_What you should do_. Every entry that follows needs to be repeated exactly.
## start Stored records
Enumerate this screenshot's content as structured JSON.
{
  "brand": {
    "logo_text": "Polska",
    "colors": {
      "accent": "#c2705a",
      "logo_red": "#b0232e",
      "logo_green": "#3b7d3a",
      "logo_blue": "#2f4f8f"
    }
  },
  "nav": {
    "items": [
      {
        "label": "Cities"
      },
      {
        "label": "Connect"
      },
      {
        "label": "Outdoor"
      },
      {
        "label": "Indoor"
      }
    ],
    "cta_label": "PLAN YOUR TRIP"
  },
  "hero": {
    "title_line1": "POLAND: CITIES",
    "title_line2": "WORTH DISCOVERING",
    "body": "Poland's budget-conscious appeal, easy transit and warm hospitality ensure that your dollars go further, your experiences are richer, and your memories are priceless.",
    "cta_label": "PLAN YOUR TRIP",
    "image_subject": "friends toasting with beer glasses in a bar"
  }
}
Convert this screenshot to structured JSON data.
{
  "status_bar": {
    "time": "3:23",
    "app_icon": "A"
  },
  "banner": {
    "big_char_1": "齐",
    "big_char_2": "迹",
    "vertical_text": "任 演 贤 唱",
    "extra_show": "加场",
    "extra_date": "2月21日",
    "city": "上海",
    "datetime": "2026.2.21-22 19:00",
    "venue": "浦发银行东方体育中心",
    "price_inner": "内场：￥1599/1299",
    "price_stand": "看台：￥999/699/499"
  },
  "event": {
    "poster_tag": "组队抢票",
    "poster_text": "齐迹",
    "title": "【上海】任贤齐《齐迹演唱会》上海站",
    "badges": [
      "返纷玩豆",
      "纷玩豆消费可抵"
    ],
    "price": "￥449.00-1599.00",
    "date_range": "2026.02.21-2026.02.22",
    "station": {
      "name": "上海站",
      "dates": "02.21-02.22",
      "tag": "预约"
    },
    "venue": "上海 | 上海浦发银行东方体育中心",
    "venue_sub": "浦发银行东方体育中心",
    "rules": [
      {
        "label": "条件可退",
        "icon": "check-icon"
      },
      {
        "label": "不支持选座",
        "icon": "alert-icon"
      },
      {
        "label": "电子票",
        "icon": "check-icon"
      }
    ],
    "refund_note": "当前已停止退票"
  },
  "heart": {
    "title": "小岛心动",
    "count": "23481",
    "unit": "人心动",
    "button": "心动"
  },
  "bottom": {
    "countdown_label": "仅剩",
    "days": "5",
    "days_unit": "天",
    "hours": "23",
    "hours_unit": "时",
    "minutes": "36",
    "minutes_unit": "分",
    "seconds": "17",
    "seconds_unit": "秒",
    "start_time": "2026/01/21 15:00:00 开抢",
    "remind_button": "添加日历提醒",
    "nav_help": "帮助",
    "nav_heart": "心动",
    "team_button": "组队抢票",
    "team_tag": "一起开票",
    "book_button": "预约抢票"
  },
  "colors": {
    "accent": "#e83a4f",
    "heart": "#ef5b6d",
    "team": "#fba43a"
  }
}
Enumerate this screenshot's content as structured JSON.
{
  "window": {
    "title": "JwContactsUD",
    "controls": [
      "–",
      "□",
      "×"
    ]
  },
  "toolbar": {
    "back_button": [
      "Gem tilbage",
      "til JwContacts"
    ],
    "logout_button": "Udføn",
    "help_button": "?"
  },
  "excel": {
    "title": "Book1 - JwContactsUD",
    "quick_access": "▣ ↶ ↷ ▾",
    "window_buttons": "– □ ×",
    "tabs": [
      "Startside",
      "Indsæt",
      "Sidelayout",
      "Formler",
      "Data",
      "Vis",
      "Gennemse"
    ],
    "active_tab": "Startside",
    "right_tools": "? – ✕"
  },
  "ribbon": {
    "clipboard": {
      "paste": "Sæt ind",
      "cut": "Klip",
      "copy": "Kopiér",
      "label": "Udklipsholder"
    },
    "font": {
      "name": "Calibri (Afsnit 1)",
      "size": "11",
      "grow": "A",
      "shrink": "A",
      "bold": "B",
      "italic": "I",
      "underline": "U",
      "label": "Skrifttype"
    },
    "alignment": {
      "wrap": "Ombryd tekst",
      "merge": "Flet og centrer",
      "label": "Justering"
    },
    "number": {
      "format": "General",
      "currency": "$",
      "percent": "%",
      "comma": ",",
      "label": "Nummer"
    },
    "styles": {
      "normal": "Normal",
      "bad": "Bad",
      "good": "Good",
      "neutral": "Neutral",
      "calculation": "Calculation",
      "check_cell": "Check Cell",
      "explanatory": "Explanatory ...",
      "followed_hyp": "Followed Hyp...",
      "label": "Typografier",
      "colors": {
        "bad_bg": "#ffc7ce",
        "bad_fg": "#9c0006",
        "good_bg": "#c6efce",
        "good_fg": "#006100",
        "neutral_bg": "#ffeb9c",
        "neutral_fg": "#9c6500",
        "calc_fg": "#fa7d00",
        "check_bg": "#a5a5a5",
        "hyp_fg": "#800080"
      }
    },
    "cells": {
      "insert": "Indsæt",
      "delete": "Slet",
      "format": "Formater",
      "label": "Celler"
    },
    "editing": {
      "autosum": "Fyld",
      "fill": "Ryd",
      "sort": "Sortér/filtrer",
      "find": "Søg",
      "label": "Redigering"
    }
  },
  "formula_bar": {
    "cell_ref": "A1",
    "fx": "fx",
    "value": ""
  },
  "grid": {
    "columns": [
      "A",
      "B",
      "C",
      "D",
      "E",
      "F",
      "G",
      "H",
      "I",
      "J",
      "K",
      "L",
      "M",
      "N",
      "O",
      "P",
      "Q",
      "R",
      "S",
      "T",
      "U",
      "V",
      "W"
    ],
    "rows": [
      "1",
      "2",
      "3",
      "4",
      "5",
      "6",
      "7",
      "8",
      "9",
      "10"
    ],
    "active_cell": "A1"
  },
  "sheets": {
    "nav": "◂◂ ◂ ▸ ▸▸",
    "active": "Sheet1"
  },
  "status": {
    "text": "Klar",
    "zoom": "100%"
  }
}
## end Stored records
_Output_.
Enumerate this screenshot's content as structured JSON.
{
  "brand": {
    "logo_text": "Polska",
    "colors": {
      "accent": "#c2705a",
      "logo_red": "#b0232e",
      "logo_green": "#3b7d3a",
      "logo_blue": "#2f4f8f"
    }
  },
  "nav": {
    "items": [
      {
        "label": "Cities"
      },
      {
        "label": "Connect"
      },
      {
        "label": "Outdoor"
      },
      {
        "label": "Indoor"
      }
    ],
    "cta_label": "PLAN YOUR TRIP"
  },
  "hero": {
    "title_line1": "POLAND: CITIES",
    "title_line2": "WORTH DISCOVERING",
    "body": "Poland's budget-conscious appeal, easy transit and warm hospitality ensure that your dollars go further, your experiences are richer, and your memories are priceless.",
    "cta_label": "PLAN YOUR TRIP",
    "image_subject": "friends toasting with beer glasses in a bar"
  }
}
Convert this screenshot to structured JSON data.
{
  "status_bar": {
    "time": "3:23",
    "app_icon": "A"
  },
  "banner": {
    "big_char_1": "齐",
    "big_char_2": "迹",
    "vertical_text": "任 演 贤 唱",
    "extra_show": "加场",
    "extra_date": "2月21日",
    "city": "上海",
    "datetime": "2026.2.21-22 19:00",
    "venue": "浦发银行东方体育中心",
    "price_inner": "内场：￥1599/1299",
    "price_stand": "看台：￥999/699/499"
  },
  "event": {
    "poster_tag": "组队抢票",
    "poster_text": "齐迹",
    "title": "【上海】任贤齐《齐迹演唱会》上海站",
    "badges": [
      "返纷玩豆",
      "纷玩豆消费可抵"
    ],
    "price": "￥449.00-1599.00",
    "date_range": "2026.02.21-2026.02.22",
    "station": {
      "name": "上海站",
      "dates": "02.21-02.22",
      "tag": "预约"
    },
    "venue": "上海 | 上海浦发银行东方体育中心",
    "venue_sub": "浦发银行东方体育中心",
    "rules": [
      {
        "label": "条件可退",
        "icon": "check-icon"
      },
      {
        "label": "不支持选座",
        "icon": "alert-icon"
      },
      {
        "label": "电子票",
        "icon": "check-icon"
      }
    ],
    "refund_note": "当前已停止退票"
  },
  "heart": {
    "title": "小岛心动",
    "count": "23481",
    "unit": "人心动",
    "button": "心动"
  },
  "bottom": {
    "countdown_label": "仅剩",
    "days": "5",
    "days_unit": "天",
    "hours": "23",
    "hours_unit": "时",
    "minutes": "36",
    "minutes_unit": "分",
    "seconds": "17",
    "seconds_unit": "秒",
    "start_time": "2026/01/21 15:00:00 开抢",
    "remind_button": "添加日历提醒",
    "nav_help": "帮助",
    "nav_heart": "心动",
    "team_button": "组队抢票",
    "team_tag": "一起开票",
    "book_button": "预约抢票"
  },
  "colors": {
    "accent": "#e83a4f",
    "heart": "#ef5b6d",
    "team": "#fba43a"
  }
}
Enumerate this screenshot's content as structured JSON.
{
  "window": {
    "title": "JwContactsUD",
    "controls": [
      "–",
      "□",
      "×"
    ]
  },
  "toolbar": {
    "back_button": [
      "Gem tilbage",
      "til JwContacts"
    ],
    "logout_button": "Udføn",
    "help_button": "?"
  },
  "excel": {
    "title": "Book1 - JwContactsUD",
    "quick_access": "▣ ↶ ↷ ▾",
    "window_buttons": "– □ ×",
    "tabs": [
      "Startside",
      "Indsæt",
      "Sidelayout",
      "Formler",
      "Data",
      "Vis",
      "Gennemse"
    ],
    "active_tab": "Startside",
    "right_tools": "? – ✕"
  },
  "ribbon": {
    "clipboard": {
      "paste": "Sæt ind",
      "cut": "Klip",
      "copy": "Kopiér",
      "label": "Udklipsholder"
    },
    "font": {
      "name": "Calibri (Afsnit 1)",
      "size": "11",
      "grow": "A",
      "shrink": "A",
      "bold": "B",
      "italic": "I",
      "underline": "U",
      "label": "Skrifttype"
    },
    "alignment": {
      "wrap": "Ombryd tekst",
      "merge": "Flet og centrer",
      "label": "Justering"
    },
    "number": {
      "format": "General",
      "currency": "$",
      "percent": "%",
      "comma": ",",
      "label": "Nummer"
    },
    "styles": {
      "normal": "Normal",
      "bad": "Bad",
      "good": "Good",
      "neutral": "Neutral",
      "calculation": "Calculation",
      "check_cell": "Check Cell",
      "explanatory": "Explanatory ...",
      "followed_hyp": "Followed Hyp...",
      "label": "Typografier",
      "colors": {
        "bad_bg": "#ffc7ce",
        "bad_fg": "#9c0006",
        "good_bg": "#c6efce",
        "good_fg": "#006100",
        "neutral_bg": "#ffeb9c",
        "neutral_fg": "#9c6500",
        "calc_fg": "#fa7d00",
        "check_bg": "#a5a5a5",
        "hyp_fg": "#800080"
      }
    },
    "cells": {
      "insert": "Indsæt",
      "delete": "Slet",
      "format": "Formater",
      "label": "Celler"
    },
    "editing": {
      "autosum": "Fyld",
      "fill": "Ryd",
      "sort": "Sortér/filtrer",
      "find": "Søg",
      "label": "Redigering"
    }
  },
  "formula_bar": {
    "cell_ref": "A1",
    "fx": "fx",
    "value": ""
  },
  "grid": {
    "columns": [
      "A",
      "B",
      "C",
      "D",
      "E",
      "F",
      "G",
      "H",
      "I",
      "J",
      "K",
      "L",
      "M",
      "N",
      "O",
      "P",
      "Q",
      "R",
      "S",
      "T",
      "U",
      "V",
      "W"
    ],
    "rows": [
      "1",
      "2",
      "3",
      "4",
      "5",
      "6",
      "7",
      "8",
      "9",
      "10"
    ],
    "active_cell": "A1"
  },
  "sheets": {
    "nav": "◂◂ ◂ ▸ ▸▸",
    "active": "Sheet1"
  },
  "status": {
    "text": "Klar",
    "zoom": "100%"
  }
}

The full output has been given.